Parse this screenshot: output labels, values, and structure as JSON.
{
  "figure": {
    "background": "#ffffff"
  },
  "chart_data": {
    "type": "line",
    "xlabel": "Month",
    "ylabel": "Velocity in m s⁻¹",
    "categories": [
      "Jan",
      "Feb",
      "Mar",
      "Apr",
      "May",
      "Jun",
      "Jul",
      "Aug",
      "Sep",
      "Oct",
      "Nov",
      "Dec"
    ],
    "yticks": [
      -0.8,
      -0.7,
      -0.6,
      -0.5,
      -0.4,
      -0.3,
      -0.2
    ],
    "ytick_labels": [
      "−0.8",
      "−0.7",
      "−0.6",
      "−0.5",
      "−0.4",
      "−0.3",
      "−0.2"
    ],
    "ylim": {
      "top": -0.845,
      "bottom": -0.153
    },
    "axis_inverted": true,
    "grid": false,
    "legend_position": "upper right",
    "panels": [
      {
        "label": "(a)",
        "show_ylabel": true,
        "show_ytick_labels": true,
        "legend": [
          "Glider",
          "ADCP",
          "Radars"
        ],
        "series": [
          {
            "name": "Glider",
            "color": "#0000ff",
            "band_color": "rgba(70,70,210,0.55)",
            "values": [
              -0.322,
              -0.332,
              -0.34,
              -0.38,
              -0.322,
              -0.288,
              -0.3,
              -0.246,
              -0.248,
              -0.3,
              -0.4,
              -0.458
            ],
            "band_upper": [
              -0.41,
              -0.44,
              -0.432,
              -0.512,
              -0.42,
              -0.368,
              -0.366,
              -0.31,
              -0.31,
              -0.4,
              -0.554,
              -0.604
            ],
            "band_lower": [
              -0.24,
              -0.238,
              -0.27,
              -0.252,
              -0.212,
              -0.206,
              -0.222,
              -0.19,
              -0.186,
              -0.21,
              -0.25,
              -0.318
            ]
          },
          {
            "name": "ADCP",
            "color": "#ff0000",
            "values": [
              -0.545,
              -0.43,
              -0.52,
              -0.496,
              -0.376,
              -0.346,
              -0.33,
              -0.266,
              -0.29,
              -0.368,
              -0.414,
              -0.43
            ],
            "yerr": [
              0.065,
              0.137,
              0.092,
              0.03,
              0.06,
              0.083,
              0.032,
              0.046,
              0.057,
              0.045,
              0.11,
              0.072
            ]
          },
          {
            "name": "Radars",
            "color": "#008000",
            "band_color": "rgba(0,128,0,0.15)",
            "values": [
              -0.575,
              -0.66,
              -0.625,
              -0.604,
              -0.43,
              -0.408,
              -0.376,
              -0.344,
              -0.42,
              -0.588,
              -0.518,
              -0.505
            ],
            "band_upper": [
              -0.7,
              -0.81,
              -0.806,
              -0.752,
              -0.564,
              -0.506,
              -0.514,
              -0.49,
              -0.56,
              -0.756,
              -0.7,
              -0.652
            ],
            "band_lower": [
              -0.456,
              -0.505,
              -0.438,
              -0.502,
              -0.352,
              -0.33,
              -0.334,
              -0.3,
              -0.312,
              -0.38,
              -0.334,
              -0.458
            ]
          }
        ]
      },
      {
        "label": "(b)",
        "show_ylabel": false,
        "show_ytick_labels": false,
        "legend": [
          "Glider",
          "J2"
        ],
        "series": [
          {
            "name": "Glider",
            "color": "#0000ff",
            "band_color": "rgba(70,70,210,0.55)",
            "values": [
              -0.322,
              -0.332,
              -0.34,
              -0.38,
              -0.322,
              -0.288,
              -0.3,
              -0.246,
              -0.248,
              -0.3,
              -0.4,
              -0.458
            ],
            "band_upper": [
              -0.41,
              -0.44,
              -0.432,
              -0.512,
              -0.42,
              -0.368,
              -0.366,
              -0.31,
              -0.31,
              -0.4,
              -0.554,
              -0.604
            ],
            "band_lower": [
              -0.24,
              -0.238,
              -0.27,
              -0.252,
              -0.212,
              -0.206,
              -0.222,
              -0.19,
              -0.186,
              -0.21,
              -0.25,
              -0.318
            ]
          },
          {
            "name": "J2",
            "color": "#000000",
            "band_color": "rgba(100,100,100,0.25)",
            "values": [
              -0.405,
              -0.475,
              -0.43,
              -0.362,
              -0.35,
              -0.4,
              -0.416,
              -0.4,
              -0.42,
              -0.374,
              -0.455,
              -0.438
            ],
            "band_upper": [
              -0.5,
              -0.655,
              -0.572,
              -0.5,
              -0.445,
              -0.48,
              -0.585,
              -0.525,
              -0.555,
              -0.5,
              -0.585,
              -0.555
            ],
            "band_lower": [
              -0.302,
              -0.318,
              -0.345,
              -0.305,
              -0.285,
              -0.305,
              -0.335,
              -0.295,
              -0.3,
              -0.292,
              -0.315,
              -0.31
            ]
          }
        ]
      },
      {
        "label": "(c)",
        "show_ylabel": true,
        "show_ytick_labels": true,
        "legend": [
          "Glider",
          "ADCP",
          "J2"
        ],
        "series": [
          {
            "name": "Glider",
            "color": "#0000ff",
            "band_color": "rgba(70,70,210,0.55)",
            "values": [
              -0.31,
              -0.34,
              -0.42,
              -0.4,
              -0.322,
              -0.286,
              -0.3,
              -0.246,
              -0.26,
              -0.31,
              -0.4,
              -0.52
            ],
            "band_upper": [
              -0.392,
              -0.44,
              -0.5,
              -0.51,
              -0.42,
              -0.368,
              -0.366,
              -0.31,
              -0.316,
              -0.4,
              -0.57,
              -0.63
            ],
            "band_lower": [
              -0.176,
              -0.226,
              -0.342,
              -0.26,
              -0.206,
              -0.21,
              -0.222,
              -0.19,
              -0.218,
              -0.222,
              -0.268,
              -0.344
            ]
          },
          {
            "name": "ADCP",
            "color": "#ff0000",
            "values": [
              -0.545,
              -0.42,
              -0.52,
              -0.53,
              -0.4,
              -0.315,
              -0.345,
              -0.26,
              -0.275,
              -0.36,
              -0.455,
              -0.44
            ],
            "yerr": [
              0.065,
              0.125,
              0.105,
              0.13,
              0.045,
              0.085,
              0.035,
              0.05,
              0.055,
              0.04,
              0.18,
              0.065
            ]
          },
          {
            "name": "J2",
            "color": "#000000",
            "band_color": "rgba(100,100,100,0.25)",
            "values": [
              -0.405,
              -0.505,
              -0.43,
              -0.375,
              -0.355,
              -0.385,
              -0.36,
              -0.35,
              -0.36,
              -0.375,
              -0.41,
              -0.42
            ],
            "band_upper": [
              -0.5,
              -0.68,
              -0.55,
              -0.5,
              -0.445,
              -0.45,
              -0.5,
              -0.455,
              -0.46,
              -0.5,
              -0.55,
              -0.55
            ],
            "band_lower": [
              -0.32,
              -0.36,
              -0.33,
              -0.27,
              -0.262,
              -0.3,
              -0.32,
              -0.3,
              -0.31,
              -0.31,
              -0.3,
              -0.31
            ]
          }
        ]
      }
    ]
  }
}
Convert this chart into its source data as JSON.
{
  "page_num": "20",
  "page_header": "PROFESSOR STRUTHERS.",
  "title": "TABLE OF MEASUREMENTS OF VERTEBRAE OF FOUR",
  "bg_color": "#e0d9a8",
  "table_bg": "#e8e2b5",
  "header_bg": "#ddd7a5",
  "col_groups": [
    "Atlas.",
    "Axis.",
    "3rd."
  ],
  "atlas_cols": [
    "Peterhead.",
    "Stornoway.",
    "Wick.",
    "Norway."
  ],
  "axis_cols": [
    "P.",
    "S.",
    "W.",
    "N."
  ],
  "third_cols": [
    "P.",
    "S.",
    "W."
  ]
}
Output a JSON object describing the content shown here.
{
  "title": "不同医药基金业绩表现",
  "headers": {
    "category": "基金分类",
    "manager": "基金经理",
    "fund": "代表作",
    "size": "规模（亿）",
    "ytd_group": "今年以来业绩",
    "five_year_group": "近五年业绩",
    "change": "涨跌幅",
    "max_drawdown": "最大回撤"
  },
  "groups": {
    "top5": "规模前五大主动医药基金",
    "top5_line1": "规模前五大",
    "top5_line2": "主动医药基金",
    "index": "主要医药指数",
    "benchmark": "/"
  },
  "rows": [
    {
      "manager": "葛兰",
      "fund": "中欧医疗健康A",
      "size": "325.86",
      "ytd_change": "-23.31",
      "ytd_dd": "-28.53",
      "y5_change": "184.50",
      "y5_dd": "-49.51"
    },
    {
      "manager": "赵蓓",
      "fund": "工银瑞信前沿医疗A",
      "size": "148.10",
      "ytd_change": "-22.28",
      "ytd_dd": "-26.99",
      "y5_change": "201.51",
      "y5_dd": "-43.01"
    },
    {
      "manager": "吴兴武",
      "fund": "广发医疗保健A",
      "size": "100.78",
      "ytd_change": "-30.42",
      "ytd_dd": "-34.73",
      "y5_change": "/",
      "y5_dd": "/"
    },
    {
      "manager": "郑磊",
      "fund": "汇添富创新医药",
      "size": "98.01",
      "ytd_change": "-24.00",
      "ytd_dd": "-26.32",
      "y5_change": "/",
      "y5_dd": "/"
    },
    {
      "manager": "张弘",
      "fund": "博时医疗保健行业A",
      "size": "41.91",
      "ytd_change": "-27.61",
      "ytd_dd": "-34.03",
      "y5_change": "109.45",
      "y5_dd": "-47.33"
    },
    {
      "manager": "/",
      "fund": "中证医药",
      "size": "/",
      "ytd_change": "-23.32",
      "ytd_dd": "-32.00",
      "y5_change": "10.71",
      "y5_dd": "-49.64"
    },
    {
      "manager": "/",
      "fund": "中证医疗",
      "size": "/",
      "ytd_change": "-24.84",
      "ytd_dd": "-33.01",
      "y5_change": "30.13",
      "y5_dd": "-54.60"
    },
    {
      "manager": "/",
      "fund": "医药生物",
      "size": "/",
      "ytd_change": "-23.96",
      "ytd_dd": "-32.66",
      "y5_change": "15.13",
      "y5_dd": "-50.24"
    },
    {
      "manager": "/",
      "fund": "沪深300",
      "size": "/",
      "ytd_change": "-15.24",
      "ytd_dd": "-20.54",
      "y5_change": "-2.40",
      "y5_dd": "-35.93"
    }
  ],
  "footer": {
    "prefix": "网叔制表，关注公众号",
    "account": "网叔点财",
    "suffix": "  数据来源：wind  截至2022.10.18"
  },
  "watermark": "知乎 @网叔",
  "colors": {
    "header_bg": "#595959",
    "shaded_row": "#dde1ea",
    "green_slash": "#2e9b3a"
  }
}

■ ■ ■ ■ ■ ■ ■

### GIVEN INSTRUCTION
Report how many lines of the listing hold the string "size", giving only the number.

### REPLY
10